* Task
Reproduce the listing below in its entirety. Change nothing.
=== Exercise material ===
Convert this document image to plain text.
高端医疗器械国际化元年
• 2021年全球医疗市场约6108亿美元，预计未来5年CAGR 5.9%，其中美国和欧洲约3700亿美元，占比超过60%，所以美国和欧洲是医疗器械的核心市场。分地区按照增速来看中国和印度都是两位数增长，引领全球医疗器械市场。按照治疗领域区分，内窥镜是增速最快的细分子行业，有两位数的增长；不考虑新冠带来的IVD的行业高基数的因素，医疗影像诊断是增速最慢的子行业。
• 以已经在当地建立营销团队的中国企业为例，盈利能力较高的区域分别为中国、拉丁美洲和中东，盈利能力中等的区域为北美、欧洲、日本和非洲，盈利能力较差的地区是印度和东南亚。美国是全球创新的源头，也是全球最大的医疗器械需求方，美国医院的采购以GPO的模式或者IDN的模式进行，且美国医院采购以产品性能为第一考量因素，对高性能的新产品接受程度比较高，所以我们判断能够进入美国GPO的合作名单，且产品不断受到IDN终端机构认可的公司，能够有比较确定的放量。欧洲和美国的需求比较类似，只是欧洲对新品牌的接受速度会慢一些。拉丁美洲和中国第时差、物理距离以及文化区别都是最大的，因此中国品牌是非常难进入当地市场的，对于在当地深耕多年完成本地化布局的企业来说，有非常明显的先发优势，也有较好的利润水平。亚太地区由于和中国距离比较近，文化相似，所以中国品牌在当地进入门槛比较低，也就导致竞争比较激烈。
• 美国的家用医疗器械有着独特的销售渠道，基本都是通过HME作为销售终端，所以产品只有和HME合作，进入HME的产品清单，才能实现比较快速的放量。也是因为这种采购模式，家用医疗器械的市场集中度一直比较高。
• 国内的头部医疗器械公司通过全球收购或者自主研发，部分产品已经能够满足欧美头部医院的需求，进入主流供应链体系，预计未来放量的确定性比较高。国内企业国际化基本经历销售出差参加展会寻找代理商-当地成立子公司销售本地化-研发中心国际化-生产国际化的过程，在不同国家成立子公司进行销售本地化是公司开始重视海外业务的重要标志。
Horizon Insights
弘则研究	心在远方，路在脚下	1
===
* Result of the exercise
Convert this document image to plain text.
高端医疗器械国际化元年
• 2021年全球医疗市场约6108亿美元，预计未来5年CAGR 5.9%，其中美国和欧洲约3700亿美元，占比超过60%，所以美国和欧洲是医疗器械的核心市场。分地区按照增速来看中国和印度都是两位数增长，引领全球医疗器械市场。按照治疗领域区分，内窥镜是增速最快的细分子行业，有两位数的增长；不考虑新冠带来的IVD的行业高基数的因素，医疗影像诊断是增速最慢的子行业。
• 以已经在当地建立营销团队的中国企业为例，盈利能力较高的区域分别为中国、拉丁美洲和中东，盈利能力中等的区域为北美、欧洲、日本和非洲，盈利能力较差的地区是印度和东南亚。美国是全球创新的源头，也是全球最大的医疗器械需求方，美国医院的采购以GPO的模式或者IDN的模式进行，且美国医院采购以产品性能为第一考量因素，对高性能的新产品接受程度比较高，所以我们判断能够进入美国GPO的合作名单，且产品不断受到IDN终端机构认可的公司，能够有比较确定的放量。欧洲和美国的需求比较类似，只是欧洲对新品牌的接受速度会慢一些。拉丁美洲和中国第时差、物理距离以及文化区别都是最大的，因此中国品牌是非常难进入当地市场的，对于在当地深耕多年完成本地化布局的企业来说，有非常明显的先发优势，也有较好的利润水平。亚太地区由于和中国距离比较近，文化相似，所以中国品牌在当地进入门槛比较低，也就导致竞争比较激烈。
• 美国的家用医疗器械有着独特的销售渠道，基本都是通过HME作为销售终端，所以产品只有和HME合作，进入HME的产品清单，才能实现比较快速的放量。也是因为这种采购模式，家用医疗器械的市场集中度一直比较高。
• 国内的头部医疗器械公司通过全球收购或者自主研发，部分产品已经能够满足欧美头部医院的需求，进入主流供应链体系，预计未来放量的确定性比较高。国内企业国际化基本经历销售出差参加展会寻找代理商-当地成立子公司销售本地化-研发中心国际化-生产国际化的过程，在不同国家成立子公司进行销售本地化是公司开始重视海外业务的重要标志。
Horizon Insights
弘则研究	心在远方，路在脚下	1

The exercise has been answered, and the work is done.